Entries with figure data:
------------------------------------------------------------------------

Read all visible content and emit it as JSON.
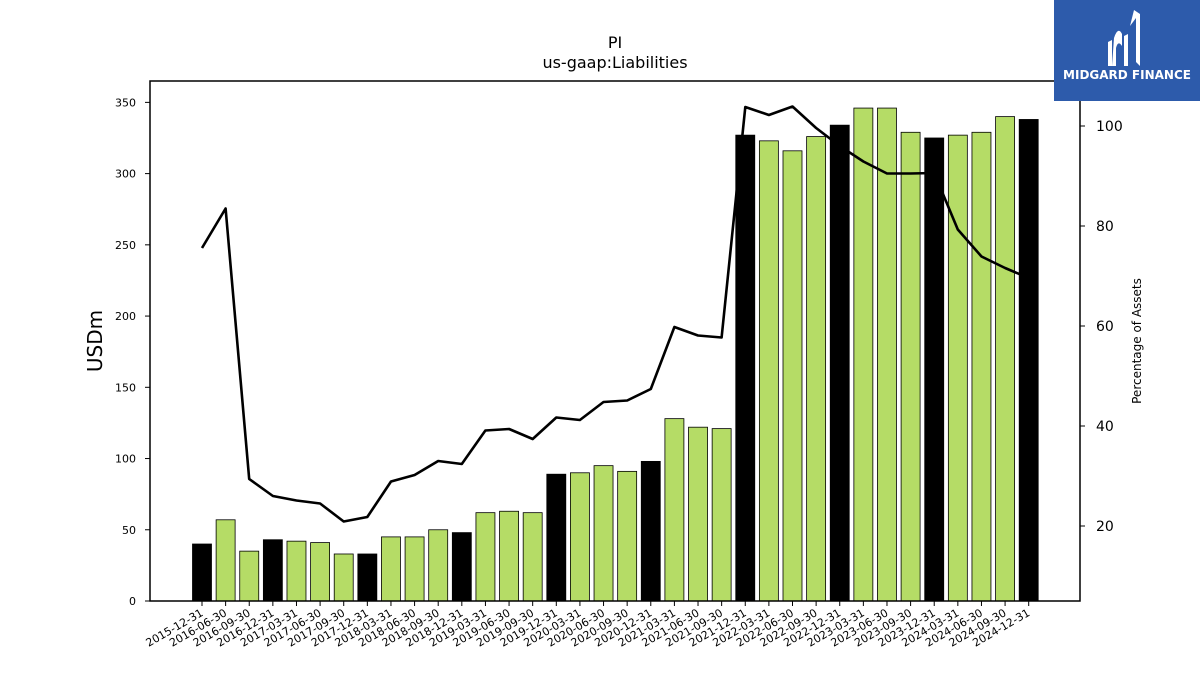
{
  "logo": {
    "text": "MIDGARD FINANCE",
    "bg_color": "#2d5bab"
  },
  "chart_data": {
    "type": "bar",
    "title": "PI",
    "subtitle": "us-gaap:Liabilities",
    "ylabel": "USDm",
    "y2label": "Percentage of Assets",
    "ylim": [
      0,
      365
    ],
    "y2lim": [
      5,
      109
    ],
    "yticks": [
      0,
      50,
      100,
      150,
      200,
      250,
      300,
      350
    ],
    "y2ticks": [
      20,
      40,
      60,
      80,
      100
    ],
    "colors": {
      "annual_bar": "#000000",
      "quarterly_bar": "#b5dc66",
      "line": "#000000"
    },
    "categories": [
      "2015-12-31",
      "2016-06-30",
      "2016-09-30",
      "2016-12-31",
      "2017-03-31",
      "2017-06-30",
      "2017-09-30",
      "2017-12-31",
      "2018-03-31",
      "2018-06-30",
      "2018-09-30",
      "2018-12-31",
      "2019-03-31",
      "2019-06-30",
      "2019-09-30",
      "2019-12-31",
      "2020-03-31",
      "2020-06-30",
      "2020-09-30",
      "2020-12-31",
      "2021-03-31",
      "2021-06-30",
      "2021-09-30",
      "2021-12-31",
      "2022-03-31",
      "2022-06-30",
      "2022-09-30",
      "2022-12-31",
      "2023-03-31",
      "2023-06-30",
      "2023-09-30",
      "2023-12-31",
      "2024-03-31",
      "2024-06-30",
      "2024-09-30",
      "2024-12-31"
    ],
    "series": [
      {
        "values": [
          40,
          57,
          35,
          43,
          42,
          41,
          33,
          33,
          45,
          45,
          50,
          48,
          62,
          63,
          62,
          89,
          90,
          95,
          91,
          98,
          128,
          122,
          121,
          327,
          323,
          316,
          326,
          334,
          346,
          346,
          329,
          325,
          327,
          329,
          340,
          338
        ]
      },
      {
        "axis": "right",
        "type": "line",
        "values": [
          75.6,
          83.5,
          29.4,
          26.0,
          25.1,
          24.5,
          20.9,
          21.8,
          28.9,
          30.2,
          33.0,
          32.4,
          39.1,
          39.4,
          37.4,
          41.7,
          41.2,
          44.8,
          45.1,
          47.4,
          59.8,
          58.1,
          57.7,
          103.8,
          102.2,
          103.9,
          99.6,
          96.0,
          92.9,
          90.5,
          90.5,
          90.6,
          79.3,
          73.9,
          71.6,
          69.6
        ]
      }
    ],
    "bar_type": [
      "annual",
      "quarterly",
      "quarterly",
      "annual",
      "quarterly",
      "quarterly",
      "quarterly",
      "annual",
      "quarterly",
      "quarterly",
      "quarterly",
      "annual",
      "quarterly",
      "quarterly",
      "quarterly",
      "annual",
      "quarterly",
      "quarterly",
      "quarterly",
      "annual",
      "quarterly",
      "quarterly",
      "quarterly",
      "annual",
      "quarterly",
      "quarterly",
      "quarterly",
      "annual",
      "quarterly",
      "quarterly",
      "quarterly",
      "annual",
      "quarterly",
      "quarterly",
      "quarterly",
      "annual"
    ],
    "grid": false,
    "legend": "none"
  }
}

------------------------------------------------------------------------

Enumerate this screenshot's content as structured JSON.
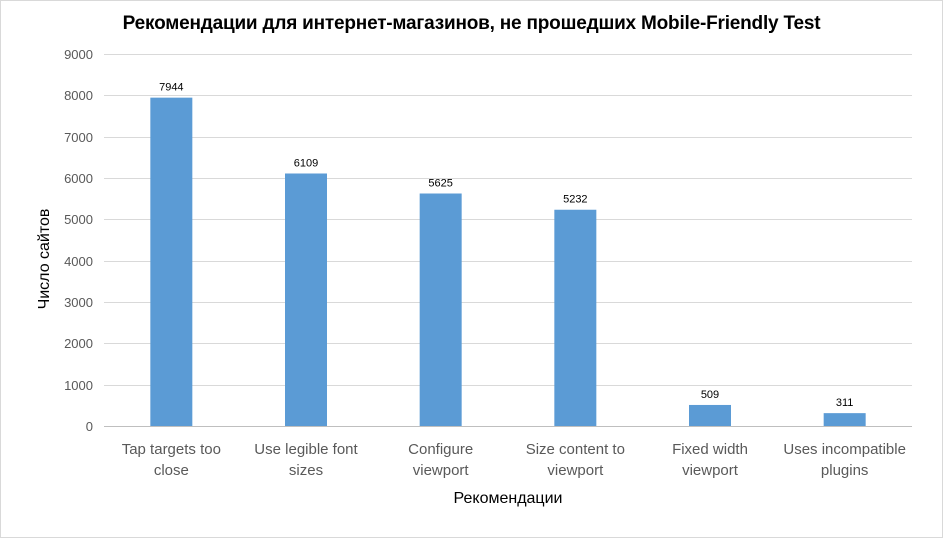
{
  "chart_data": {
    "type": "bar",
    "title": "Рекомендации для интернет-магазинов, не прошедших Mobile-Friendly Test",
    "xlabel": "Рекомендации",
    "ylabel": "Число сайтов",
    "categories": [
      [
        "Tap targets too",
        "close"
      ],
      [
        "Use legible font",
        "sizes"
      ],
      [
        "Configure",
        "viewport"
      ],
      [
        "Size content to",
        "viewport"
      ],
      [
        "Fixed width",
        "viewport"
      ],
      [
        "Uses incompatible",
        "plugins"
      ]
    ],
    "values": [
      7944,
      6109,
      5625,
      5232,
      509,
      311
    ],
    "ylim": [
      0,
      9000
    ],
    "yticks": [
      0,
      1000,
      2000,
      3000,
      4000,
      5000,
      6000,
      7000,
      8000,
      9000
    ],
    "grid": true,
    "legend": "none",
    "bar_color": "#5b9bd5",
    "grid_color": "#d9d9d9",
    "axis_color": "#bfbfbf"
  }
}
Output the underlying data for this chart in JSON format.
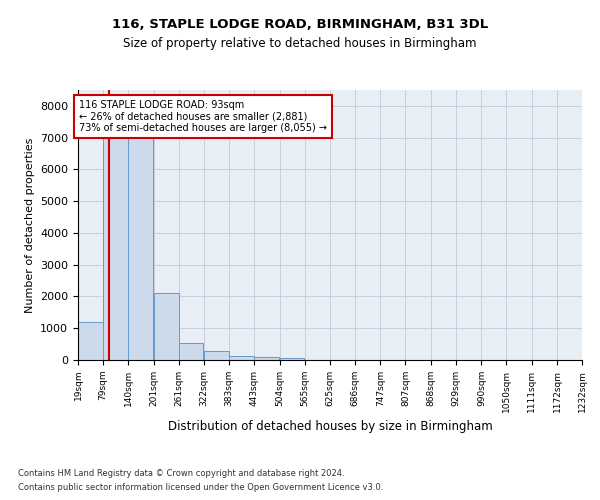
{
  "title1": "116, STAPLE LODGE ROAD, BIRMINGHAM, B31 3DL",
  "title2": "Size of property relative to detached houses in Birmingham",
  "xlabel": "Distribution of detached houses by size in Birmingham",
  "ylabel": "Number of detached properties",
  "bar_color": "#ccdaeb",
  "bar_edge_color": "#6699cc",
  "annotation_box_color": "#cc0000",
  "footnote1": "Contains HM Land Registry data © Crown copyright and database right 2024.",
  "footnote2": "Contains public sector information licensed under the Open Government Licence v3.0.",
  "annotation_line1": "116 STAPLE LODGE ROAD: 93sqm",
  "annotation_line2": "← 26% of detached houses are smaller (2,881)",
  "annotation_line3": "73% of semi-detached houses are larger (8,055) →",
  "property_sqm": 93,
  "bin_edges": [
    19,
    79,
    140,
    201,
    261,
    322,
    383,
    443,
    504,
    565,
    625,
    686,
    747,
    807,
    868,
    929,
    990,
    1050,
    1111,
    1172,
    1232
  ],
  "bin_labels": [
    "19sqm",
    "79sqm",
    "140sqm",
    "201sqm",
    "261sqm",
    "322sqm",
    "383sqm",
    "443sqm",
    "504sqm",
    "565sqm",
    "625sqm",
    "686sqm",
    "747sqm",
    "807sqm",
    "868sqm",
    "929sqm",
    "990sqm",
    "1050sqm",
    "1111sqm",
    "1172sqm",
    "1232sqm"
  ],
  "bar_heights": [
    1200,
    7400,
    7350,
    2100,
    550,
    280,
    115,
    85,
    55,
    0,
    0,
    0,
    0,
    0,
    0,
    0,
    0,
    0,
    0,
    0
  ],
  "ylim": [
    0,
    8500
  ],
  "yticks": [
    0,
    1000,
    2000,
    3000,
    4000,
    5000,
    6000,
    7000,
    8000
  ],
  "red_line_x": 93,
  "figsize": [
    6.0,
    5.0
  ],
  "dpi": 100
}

------------------------------------------------------------------------

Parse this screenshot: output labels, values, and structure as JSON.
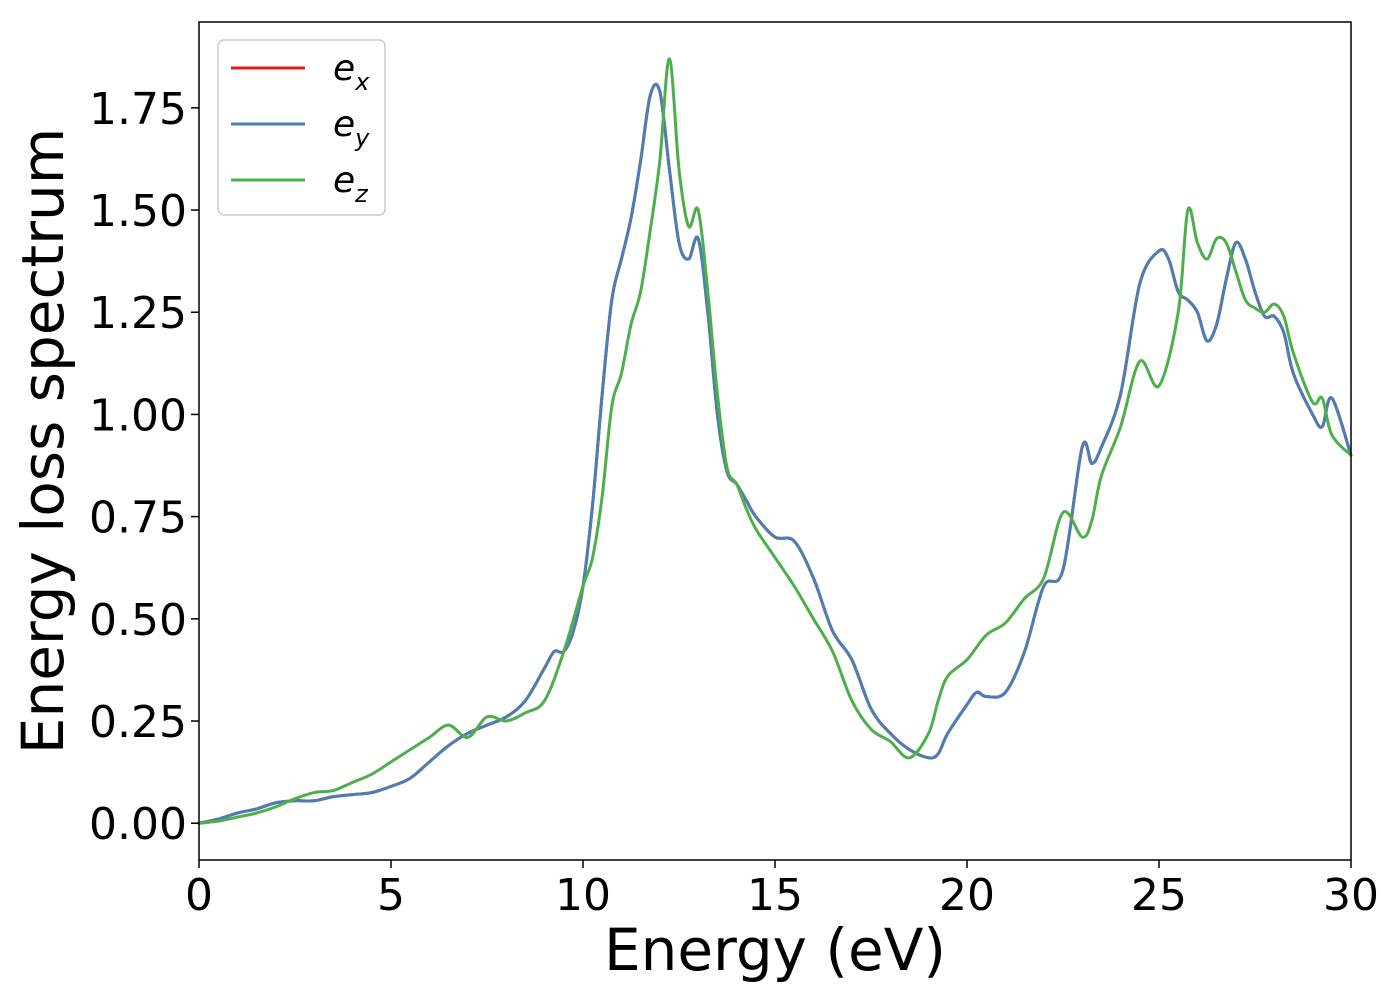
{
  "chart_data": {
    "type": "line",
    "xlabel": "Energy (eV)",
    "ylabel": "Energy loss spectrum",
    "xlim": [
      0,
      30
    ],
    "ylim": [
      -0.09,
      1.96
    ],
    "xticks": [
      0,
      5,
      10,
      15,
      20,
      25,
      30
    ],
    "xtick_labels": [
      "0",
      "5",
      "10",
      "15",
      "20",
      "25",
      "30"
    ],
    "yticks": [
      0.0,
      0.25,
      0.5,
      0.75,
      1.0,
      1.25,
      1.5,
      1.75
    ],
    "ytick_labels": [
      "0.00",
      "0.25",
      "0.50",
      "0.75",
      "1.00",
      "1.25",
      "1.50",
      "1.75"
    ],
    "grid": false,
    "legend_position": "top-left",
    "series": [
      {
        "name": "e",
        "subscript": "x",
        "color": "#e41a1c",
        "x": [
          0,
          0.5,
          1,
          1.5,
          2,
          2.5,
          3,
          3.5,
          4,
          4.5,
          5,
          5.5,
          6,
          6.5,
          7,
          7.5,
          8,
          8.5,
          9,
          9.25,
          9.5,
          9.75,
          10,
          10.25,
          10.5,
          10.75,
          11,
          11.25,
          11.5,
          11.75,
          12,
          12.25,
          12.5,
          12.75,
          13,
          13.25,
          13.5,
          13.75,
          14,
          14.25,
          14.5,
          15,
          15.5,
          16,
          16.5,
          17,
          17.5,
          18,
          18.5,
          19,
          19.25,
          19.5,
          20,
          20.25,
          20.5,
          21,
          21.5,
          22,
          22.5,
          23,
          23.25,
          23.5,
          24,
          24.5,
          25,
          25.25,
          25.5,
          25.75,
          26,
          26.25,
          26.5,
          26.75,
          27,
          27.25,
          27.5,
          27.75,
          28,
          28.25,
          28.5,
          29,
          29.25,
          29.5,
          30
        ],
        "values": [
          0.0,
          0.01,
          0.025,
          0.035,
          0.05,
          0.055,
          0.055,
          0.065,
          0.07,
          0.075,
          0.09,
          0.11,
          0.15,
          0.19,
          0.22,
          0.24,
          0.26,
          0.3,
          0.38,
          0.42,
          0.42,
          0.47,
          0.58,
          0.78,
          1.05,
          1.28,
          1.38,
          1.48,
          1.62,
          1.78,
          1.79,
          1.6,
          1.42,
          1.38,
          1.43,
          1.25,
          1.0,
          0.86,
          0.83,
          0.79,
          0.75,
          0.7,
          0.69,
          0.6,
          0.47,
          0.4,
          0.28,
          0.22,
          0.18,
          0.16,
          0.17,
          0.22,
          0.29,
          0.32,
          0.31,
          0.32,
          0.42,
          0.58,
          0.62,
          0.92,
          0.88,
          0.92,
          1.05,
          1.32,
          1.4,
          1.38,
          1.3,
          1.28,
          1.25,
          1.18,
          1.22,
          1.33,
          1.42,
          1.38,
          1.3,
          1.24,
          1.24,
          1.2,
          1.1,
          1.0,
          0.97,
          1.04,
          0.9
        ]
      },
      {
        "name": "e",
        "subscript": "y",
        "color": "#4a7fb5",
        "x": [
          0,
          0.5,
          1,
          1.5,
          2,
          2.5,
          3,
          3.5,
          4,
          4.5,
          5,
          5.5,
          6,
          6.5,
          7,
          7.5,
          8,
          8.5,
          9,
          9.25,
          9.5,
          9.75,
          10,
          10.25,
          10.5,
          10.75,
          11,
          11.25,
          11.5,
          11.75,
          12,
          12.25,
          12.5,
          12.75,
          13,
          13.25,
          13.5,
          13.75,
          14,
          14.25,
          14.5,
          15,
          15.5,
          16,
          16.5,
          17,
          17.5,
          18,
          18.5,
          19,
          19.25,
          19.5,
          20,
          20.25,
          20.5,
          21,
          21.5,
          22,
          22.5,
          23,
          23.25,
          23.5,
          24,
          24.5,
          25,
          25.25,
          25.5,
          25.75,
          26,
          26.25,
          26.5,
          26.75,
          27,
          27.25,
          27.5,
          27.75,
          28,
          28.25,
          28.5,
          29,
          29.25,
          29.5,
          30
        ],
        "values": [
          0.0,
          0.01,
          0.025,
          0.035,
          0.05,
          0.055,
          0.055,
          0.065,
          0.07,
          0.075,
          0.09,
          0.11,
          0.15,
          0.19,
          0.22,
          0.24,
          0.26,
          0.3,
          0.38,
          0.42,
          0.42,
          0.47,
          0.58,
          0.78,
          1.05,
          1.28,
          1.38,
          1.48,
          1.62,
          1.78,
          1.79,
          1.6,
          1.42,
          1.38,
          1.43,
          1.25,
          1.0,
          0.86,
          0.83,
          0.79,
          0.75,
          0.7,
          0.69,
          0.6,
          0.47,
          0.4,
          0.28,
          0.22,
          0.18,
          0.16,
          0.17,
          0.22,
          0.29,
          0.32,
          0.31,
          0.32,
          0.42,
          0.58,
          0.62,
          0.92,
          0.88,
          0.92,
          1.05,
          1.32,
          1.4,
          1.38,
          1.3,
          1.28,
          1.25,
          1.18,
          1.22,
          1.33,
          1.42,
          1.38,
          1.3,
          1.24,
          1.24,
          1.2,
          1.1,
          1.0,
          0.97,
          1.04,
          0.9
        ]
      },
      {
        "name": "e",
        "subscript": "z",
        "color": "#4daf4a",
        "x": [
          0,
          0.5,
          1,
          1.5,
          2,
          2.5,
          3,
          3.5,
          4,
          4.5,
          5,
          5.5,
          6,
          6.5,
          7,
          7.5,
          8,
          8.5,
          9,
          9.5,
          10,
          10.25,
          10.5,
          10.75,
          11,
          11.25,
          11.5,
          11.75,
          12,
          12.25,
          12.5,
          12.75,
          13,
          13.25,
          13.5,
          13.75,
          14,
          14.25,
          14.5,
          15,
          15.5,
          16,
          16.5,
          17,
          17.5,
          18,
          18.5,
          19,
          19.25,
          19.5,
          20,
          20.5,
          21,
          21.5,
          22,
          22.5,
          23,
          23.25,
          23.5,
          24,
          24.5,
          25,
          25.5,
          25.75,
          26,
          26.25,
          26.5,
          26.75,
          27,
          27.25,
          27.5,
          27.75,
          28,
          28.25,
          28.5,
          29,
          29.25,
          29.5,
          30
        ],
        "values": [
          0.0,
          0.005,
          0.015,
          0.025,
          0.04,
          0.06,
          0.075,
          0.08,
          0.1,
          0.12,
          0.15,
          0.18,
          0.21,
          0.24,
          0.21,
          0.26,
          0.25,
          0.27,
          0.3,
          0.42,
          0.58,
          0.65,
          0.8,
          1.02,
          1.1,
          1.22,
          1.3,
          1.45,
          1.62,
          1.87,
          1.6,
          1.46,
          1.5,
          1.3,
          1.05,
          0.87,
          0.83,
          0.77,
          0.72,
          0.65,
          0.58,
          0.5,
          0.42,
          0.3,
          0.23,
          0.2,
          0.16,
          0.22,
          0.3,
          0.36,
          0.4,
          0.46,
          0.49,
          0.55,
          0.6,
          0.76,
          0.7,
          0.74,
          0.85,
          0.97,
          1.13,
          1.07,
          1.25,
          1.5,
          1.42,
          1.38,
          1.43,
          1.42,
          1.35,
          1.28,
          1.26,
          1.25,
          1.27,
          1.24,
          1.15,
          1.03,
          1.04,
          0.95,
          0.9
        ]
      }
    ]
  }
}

------------------------------------------------------------------------

The exercise:
Find every line that includes the string "Рекомендации". Report how many there are and nothing else.

Answer to this task:
2